» SHORT TASK: Check every line below for the word "content" and copy the ones that have it.

» DATA RECORDS:
_ _ _
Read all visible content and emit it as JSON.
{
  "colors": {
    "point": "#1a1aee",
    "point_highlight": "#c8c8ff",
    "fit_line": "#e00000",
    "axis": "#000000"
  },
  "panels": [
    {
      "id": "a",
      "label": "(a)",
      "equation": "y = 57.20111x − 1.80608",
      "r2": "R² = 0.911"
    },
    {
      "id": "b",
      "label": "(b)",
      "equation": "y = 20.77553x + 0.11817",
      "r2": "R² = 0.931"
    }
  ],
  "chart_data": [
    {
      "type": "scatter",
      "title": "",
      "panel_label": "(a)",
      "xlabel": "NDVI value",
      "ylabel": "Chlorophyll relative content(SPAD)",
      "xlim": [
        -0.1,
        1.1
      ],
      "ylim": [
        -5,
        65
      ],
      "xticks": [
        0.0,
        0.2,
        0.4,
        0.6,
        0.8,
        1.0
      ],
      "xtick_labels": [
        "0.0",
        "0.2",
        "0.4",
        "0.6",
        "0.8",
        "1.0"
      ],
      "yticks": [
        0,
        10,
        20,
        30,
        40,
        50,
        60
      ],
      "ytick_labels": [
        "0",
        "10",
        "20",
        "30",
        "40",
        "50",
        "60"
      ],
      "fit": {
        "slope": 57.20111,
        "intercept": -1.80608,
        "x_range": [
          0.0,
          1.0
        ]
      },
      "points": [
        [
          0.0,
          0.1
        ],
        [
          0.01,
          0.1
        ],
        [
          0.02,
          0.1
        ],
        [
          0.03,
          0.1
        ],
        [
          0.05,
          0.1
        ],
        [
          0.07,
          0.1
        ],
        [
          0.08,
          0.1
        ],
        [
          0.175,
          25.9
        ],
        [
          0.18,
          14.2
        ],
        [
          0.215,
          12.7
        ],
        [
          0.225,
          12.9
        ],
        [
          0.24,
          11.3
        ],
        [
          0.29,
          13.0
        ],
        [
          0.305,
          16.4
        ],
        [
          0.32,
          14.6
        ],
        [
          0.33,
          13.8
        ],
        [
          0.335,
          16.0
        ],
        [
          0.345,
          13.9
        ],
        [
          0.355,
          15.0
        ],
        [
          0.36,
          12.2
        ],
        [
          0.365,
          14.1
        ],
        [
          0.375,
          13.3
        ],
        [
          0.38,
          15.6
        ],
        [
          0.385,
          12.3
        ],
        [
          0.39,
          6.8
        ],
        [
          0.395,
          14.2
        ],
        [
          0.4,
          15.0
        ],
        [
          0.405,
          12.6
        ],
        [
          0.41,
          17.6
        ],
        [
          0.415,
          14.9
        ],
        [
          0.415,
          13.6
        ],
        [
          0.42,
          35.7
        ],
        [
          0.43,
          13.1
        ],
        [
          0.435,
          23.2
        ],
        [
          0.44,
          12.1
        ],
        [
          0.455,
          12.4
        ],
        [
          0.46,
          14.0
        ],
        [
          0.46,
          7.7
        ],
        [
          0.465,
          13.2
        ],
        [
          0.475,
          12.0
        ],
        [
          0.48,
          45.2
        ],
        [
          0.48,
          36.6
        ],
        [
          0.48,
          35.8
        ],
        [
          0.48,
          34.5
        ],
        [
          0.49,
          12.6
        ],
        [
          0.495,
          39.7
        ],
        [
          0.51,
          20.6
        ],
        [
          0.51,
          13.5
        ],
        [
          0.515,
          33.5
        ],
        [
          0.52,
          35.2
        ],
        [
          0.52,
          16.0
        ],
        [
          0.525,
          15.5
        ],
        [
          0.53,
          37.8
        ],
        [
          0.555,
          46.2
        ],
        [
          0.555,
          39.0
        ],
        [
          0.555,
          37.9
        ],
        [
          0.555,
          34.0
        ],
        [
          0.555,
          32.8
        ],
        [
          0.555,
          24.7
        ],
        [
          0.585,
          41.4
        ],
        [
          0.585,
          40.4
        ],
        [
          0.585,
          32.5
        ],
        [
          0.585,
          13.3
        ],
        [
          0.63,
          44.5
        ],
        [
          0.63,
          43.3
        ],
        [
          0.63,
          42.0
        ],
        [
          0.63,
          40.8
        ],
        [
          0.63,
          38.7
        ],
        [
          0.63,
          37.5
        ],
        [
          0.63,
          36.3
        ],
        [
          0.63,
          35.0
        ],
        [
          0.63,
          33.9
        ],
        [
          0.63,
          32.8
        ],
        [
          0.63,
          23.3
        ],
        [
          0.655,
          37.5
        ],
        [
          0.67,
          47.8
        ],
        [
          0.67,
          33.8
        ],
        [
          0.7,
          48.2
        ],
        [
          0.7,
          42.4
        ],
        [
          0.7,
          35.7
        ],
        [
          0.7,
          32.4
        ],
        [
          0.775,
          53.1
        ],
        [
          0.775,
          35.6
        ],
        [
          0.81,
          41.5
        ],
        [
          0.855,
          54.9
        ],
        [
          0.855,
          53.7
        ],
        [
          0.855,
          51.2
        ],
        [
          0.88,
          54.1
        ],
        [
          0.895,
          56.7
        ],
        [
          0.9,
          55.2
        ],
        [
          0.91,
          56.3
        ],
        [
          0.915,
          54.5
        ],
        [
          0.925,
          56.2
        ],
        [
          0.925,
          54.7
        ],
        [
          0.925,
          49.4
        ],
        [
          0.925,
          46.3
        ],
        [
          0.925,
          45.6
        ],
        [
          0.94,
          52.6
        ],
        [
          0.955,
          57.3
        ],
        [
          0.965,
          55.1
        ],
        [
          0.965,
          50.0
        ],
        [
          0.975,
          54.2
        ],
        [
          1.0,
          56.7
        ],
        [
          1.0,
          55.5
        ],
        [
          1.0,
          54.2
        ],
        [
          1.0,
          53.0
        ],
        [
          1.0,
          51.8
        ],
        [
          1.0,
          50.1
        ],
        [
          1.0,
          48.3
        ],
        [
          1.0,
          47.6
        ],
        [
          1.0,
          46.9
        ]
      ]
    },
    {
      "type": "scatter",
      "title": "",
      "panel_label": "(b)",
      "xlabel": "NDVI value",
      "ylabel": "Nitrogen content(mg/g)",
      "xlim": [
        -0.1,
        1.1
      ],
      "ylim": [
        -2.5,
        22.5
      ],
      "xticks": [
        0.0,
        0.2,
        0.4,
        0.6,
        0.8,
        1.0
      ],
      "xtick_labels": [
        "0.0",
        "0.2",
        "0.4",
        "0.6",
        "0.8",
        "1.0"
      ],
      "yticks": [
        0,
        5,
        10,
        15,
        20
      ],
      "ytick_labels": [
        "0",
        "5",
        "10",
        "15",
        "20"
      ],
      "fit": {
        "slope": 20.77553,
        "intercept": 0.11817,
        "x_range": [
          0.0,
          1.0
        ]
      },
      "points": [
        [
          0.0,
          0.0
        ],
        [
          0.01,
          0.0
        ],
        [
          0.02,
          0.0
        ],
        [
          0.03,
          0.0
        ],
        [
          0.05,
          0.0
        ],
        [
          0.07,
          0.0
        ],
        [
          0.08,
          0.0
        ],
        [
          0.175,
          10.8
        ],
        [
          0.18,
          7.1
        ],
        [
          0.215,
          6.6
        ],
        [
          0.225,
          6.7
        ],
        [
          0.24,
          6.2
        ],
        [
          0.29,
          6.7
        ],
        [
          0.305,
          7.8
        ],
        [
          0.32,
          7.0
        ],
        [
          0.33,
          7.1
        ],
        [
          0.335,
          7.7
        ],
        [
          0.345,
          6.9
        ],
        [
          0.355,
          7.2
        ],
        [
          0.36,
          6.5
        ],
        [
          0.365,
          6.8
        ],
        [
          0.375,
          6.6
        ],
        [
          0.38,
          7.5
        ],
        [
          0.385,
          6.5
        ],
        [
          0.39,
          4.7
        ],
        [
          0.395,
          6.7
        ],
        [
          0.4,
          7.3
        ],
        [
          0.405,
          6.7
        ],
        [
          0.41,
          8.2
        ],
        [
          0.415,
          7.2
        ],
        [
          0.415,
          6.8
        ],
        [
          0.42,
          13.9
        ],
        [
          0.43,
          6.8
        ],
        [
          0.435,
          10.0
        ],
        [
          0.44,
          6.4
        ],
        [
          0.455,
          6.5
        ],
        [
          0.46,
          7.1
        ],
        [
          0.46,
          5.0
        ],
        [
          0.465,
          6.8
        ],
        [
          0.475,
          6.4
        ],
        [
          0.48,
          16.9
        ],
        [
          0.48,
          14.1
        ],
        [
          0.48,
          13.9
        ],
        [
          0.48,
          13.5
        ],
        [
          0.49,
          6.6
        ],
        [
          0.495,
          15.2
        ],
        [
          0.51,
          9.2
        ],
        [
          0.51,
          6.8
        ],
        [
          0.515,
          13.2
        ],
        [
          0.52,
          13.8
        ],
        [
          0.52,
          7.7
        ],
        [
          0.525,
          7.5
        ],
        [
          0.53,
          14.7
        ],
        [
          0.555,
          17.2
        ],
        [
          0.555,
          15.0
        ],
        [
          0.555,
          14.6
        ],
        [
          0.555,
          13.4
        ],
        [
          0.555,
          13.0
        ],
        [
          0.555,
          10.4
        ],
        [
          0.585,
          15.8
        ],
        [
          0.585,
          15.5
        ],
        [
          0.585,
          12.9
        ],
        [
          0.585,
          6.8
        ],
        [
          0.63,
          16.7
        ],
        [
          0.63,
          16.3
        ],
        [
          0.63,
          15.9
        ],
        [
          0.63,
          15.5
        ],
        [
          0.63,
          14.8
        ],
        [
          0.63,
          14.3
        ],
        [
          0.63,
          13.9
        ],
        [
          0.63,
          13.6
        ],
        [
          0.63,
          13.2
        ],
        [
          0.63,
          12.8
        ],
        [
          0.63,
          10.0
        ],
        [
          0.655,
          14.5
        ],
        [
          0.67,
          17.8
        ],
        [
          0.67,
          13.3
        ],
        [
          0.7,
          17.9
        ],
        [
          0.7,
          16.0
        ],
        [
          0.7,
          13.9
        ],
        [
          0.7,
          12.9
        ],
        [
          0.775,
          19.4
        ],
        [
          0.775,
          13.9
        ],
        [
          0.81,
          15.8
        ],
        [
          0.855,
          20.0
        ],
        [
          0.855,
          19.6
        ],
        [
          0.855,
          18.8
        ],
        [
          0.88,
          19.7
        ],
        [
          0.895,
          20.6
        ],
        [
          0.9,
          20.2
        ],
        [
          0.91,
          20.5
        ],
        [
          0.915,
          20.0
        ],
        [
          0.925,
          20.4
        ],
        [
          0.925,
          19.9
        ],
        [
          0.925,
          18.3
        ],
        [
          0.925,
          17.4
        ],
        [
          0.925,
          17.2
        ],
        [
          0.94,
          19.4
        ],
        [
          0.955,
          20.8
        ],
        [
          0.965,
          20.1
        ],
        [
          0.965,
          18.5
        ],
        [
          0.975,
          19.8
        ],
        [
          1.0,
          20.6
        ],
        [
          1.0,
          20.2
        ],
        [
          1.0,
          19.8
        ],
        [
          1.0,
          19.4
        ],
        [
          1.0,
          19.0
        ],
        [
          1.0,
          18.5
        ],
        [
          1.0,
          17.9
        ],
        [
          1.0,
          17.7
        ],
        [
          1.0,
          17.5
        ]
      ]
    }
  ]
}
_ _ _
» SOLUTION TO THIS TASK:
Read all visible content and emit it as JSON.
      "ylabel": "Chlorophyll relative content(SPAD)",
      "ylabel": "Nitrogen content(mg/g)",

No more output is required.